Stated goal:
Go through the records and show each line where the word "Gabarda" occurs.

---- Source records

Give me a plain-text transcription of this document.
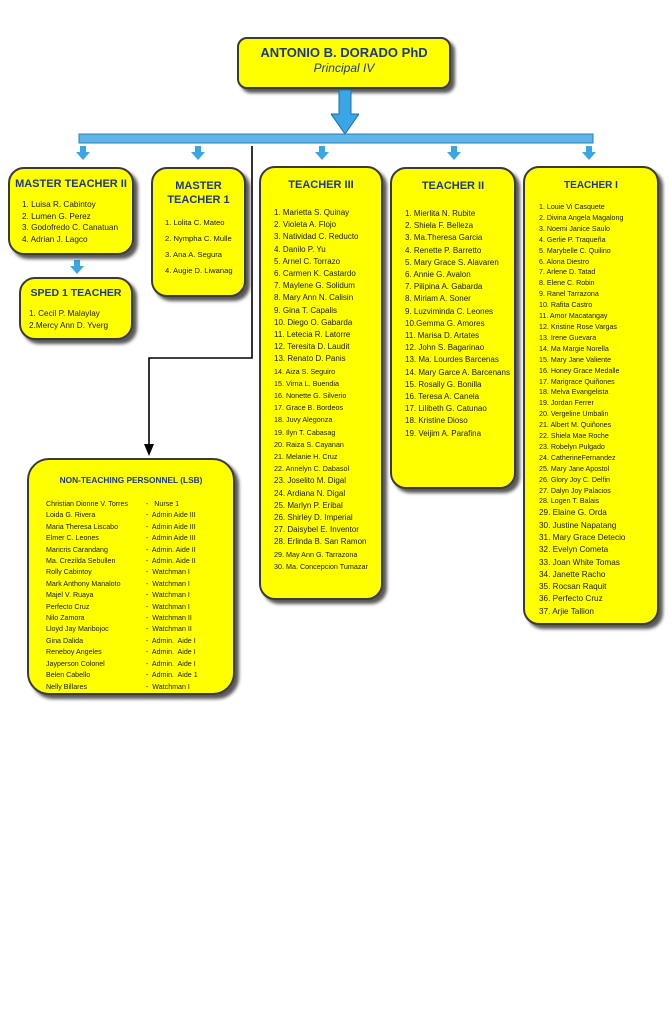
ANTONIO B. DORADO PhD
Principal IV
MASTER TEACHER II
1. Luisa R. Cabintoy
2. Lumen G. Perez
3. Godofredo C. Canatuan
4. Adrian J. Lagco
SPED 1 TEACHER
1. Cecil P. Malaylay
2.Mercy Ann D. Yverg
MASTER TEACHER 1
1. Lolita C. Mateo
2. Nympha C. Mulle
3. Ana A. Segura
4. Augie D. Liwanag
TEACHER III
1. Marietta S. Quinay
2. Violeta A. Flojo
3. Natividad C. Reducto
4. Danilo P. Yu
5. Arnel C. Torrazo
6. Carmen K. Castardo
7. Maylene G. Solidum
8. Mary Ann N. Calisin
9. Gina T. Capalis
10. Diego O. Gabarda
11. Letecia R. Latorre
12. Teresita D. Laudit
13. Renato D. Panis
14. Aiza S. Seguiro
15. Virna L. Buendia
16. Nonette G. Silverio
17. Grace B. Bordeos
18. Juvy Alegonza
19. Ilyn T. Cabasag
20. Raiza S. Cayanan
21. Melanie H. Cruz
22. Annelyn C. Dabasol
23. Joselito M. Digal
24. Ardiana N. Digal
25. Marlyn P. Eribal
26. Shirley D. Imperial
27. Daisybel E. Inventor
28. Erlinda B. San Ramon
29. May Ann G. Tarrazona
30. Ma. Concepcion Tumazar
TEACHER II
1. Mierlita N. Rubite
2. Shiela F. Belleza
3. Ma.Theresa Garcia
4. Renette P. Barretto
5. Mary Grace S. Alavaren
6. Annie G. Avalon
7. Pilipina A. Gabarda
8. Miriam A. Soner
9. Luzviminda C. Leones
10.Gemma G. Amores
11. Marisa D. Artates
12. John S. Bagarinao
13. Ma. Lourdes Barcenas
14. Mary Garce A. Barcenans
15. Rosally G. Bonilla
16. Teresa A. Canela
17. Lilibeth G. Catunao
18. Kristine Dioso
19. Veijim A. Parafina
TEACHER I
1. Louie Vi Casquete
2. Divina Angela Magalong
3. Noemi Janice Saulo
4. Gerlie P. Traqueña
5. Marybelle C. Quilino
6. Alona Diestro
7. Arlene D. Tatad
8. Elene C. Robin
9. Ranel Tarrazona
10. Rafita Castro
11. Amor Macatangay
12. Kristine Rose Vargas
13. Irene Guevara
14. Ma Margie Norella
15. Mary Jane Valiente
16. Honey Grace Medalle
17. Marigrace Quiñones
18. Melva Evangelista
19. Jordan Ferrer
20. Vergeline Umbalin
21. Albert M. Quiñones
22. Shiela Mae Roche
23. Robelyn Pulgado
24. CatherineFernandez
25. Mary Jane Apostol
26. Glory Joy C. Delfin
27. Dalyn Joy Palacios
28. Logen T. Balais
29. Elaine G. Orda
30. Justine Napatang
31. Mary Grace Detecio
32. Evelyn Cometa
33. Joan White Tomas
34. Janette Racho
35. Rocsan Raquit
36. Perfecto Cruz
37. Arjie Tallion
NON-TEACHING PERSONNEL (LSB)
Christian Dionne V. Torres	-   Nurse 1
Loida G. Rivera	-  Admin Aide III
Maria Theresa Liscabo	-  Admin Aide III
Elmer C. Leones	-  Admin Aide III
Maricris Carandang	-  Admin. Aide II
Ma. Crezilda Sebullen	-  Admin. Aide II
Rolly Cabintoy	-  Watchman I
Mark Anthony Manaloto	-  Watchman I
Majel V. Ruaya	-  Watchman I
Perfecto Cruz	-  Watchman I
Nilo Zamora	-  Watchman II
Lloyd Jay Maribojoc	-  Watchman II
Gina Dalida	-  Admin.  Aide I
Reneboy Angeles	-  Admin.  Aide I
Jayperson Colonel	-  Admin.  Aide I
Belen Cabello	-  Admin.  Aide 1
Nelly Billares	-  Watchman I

--------
---- Source records

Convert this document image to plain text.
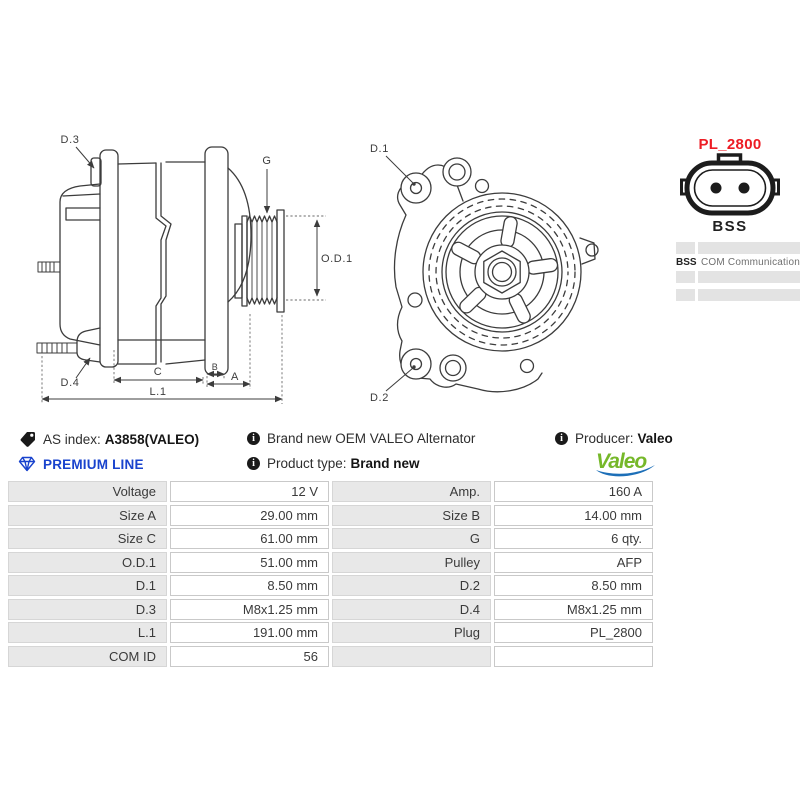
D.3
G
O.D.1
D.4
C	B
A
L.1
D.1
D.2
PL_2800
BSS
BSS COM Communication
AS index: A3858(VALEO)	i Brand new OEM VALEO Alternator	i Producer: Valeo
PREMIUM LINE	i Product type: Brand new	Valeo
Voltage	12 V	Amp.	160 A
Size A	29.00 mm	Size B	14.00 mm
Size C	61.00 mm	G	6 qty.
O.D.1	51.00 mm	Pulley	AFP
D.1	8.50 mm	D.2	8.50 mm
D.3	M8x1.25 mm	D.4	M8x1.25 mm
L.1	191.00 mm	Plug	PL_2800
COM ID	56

--------

Task output:
10. Diego O. Gabarda
7. Pilipina A. Gabarda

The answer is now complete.